Material for the task:
"""

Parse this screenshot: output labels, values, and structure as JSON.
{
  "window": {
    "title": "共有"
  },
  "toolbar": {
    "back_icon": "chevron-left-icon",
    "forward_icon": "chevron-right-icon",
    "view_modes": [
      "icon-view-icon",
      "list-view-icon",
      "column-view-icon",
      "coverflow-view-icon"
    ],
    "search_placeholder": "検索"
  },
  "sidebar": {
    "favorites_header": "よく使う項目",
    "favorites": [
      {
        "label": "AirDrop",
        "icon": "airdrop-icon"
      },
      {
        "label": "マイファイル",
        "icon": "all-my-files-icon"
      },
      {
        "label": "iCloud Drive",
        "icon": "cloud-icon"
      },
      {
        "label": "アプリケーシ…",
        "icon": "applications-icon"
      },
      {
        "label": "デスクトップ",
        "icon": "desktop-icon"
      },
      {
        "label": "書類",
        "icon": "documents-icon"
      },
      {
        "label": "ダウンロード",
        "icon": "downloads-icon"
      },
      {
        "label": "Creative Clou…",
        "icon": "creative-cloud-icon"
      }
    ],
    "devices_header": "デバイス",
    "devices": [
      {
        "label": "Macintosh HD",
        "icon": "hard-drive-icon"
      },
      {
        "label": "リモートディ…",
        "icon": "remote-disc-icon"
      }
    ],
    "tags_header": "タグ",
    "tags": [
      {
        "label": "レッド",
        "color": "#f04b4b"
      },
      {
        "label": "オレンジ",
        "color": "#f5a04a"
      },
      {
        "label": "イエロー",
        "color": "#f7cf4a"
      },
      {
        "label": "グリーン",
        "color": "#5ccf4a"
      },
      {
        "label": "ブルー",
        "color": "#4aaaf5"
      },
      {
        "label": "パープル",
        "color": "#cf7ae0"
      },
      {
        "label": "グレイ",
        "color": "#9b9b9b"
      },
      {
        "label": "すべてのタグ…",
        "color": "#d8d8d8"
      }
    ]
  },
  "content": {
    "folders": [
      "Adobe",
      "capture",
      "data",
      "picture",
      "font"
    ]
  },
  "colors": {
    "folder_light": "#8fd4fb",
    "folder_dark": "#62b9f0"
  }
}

"""

To be done: In the data above, tally the lines holding "chevron" and answer with the figure only.

The output: 2